* **PASSAGE SHOWN**
━━━━

This suit was brought on a promissory note of appellant to appellee for $375, dated August 10, 1882, and due September 1, 1883. It was agreed that under the general issue, any good defense might be shown as under an appropriate special plea. There was a trial by jury, verdict for plaintiff, and judgment thereon for $413.
The note was given for the premium on six policies of insurance, numbered respectively, in regular order, from 22,122 to 22,127 inclusive, for $12,000 in all, and running for five years from the date of the applications, which was the same as that of the note. Appellant was a large farmer, owning some twelve hundred acres of land, on which, besides bis own, he pastured a considerable number of cattle belonging to other parties. The first in order of these policies was for $10,200, and covered, among other things, “his horses, mules, colts and cattle on the farm or in the neighborhood,” insuring them for $3,200 against loss by “fire, lightning and tornado.”
In April, 1883, a storm billed twenty-four head of cattle on the place, of which only two belonged to appellant. The loss on these was adjusted at $60, and settled by a credit of that amount indorsed on the note July 26, 1883; but because the company declined to pay him for the others, and for no other reason, according to his own statement, he refused to pay his premium note, or any part of it.
The defense rested on the allegation that the company’s agents who took it, promised him insurance upon ah the stock on the place, to whomsoever belonging, and fraudulently represented that his application, prepared by them, was so made; that he signed those papers in consideration of and reliance upon that promise and representation; that he is a German, unable to read or write English, and did not know, until the company refused to pay for the agisted cattle killed, that the application and policy did not cover them; and that within a reasonable time thereafter he rescinded the contract and returned all the policies.
It appears that the arrangement for insurance was made with Hr. Sherratt, then the general agent, and since January 1887, assistant secretary of the company. Hr. John O’Dowd was with him, but what particular relation he sustained to it was not stated. He was not a witness on the trial, and Hr. Sherratt did not know where he was, but testified that though he might have said something during the preliminary conversations, the whole of the negotiation and transaction was between appellant and himself. After they had gone over the place together and looked at the buildings and other property, of which he made memoranda, they returned to appellant’s dwelling house, and there the papers were made out by Sherratt and signed by appellant. Several others were there, who heard different portions of the- conversation at different places, and testified to their recollection of its substance.

━━━━

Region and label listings
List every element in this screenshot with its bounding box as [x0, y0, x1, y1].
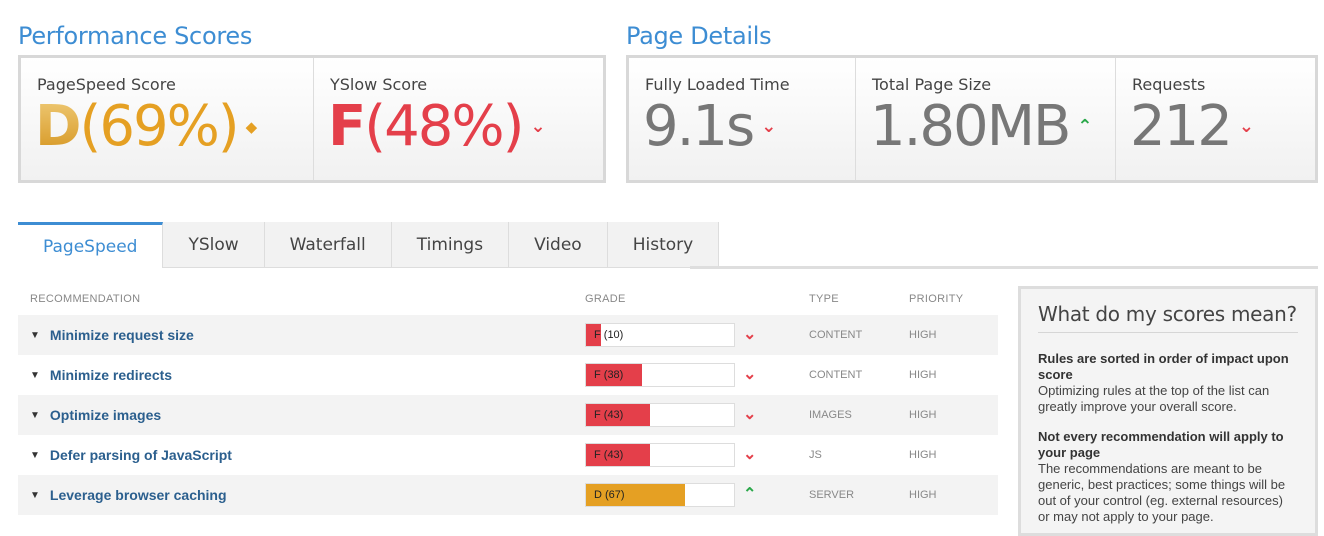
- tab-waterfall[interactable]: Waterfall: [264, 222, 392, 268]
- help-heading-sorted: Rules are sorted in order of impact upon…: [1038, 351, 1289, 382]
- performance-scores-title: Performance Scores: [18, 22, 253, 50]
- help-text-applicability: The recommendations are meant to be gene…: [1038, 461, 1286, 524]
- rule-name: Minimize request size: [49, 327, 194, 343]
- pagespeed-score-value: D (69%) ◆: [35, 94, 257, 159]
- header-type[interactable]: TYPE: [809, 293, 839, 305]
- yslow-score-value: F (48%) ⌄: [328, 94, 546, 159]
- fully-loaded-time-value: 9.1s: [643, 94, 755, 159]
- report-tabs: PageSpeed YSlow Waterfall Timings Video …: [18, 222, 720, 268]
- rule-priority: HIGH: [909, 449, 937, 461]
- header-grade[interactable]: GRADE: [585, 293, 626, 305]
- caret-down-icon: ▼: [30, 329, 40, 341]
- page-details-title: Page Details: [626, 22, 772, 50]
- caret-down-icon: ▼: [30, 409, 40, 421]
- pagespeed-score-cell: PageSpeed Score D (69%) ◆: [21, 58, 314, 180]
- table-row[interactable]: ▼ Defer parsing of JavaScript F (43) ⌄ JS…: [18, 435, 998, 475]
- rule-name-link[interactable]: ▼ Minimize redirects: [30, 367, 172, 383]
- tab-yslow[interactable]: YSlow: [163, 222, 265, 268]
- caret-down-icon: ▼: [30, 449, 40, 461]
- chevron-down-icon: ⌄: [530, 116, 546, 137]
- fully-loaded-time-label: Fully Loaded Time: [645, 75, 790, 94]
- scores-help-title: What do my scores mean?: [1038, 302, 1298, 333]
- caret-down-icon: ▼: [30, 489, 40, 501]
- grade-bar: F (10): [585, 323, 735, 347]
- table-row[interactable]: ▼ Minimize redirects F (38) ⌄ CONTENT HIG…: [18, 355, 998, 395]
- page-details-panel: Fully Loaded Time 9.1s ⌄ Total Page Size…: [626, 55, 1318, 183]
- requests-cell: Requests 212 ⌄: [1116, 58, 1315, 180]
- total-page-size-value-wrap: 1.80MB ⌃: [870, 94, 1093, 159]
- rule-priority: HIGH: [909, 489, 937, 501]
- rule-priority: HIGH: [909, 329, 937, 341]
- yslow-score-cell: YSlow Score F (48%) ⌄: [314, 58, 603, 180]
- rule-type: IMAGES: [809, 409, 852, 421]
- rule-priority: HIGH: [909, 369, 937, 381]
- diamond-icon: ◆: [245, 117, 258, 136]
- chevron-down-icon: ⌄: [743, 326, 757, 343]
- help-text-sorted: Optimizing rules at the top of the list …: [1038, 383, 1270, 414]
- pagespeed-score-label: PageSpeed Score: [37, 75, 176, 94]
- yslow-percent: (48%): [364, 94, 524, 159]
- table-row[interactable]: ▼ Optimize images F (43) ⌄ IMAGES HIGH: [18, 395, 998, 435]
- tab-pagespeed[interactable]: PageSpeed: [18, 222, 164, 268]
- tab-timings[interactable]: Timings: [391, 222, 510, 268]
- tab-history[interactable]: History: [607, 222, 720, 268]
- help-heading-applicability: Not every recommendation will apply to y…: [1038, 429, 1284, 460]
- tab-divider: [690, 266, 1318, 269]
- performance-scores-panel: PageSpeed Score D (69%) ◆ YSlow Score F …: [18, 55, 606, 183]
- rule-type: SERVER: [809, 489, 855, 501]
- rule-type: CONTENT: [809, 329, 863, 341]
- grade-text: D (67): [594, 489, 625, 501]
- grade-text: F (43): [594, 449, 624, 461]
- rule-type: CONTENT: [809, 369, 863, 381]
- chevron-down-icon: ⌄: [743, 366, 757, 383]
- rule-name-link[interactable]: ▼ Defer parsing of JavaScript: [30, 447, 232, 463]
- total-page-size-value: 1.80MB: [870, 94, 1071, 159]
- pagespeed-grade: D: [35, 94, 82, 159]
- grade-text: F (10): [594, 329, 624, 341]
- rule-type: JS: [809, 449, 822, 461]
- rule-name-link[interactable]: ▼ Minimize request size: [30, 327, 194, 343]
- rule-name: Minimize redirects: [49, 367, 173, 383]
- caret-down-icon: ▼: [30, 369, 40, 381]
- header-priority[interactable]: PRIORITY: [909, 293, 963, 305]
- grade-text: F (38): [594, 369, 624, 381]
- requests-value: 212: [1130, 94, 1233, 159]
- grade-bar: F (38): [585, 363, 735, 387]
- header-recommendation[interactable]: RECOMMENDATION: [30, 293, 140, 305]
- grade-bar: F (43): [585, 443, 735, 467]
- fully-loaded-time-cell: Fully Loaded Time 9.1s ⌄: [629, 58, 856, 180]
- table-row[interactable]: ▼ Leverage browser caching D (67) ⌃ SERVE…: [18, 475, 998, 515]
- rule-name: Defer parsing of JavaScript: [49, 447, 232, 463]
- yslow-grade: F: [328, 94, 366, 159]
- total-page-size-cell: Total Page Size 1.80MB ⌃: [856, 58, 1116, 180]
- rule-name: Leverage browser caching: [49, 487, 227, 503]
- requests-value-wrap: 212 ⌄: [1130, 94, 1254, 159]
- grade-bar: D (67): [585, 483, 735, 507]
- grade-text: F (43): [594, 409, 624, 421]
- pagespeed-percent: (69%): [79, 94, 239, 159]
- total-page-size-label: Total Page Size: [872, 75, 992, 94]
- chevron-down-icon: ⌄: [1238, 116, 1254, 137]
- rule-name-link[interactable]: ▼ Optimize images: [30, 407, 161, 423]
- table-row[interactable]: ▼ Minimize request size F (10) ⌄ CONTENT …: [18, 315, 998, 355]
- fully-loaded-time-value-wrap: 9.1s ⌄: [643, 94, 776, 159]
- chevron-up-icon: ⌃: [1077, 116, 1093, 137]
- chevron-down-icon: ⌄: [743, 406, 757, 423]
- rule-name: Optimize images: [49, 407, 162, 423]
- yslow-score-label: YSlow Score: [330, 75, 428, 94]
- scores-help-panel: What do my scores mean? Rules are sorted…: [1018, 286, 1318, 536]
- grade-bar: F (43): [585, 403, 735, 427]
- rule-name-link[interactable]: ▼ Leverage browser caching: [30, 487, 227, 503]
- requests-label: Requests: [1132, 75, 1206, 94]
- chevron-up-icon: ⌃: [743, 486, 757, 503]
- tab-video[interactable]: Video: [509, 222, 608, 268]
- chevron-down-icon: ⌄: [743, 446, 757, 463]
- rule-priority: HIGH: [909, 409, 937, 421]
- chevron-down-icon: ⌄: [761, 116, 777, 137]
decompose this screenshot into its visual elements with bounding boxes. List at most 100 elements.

━━━━

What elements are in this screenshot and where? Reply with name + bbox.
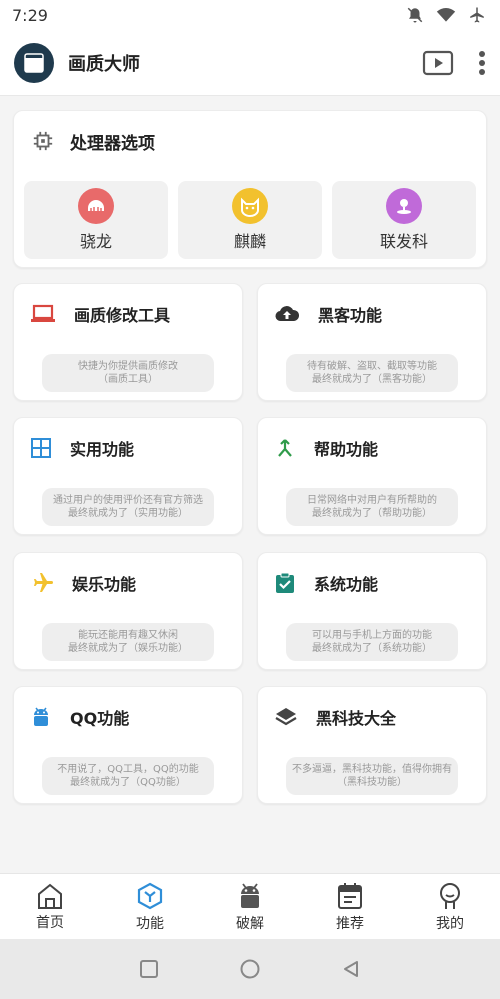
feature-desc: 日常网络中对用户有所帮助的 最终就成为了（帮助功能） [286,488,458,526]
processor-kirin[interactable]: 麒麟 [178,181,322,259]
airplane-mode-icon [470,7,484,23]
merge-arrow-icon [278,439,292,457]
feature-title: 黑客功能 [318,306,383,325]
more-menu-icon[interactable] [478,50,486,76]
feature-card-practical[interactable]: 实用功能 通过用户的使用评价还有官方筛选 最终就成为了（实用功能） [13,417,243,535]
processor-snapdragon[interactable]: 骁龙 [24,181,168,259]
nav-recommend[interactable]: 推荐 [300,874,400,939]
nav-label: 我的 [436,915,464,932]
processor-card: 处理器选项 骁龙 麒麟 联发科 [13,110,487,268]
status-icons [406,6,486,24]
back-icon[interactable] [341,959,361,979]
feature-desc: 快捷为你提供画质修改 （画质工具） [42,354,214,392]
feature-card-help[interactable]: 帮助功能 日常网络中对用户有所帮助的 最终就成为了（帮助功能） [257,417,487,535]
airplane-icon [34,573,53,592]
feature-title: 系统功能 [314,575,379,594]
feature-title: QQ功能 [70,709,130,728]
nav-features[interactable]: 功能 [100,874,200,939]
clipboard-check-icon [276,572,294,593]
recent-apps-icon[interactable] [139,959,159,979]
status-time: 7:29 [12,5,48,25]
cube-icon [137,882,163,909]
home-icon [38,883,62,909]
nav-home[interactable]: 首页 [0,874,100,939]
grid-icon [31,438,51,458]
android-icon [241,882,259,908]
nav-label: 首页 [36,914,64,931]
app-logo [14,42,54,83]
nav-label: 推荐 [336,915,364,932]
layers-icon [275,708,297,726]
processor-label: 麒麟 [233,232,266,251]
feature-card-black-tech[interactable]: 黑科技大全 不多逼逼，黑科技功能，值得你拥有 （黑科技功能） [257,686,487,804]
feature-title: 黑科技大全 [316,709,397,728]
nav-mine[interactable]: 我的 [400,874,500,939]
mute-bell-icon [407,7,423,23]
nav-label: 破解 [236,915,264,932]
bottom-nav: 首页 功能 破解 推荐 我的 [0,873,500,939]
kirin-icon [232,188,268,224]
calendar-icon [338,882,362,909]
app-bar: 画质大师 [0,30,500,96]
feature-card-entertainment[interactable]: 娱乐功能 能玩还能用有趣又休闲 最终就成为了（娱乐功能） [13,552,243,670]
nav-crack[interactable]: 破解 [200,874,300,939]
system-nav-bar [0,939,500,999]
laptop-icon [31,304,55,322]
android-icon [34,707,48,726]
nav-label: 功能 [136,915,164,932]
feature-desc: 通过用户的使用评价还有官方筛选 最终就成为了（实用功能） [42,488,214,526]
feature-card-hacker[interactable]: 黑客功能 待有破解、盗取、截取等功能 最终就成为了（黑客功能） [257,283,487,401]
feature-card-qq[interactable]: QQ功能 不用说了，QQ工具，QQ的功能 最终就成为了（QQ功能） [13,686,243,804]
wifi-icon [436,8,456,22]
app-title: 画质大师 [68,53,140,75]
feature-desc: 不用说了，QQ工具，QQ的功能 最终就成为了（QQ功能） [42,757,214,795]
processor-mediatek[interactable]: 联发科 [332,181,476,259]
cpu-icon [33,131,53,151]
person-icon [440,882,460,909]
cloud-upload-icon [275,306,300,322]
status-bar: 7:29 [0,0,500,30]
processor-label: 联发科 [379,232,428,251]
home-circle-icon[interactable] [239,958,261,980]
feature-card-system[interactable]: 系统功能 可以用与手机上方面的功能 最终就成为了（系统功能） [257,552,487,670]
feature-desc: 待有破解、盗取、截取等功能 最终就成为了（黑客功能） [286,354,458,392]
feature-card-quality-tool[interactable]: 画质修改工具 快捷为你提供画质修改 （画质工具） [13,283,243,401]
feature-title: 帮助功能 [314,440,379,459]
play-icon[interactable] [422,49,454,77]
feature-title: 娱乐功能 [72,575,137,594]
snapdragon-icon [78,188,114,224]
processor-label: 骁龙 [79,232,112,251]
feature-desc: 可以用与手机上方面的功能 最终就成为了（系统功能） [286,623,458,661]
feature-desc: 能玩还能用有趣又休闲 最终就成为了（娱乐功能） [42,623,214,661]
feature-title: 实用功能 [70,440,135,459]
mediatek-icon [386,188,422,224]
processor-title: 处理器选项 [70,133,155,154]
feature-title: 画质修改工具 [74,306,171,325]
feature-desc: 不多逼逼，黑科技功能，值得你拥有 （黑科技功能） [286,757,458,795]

━━━━

* **PROMPT**
Reproduce word for word the part of the court opinion from "The defense rested" up to and including "all the policies.". The items aren't needed here.

* **RESULT FOR THIS EXERCISE**
The defense rested on the allegation that the company’s agents who took it, promised him insurance upon ah the stock on the place, to whomsoever belonging, and fraudulently represented that his application, prepared by them, was so made; that he signed those papers in consideration of and reliance upon that promise and representation; that he is a German, unable to read or write English, and did not know, until the company refused to pay for the agisted cattle killed, that the application and policy did not cover them; and that within a reasonable time thereafter he rescinded the contract and returned all the policies.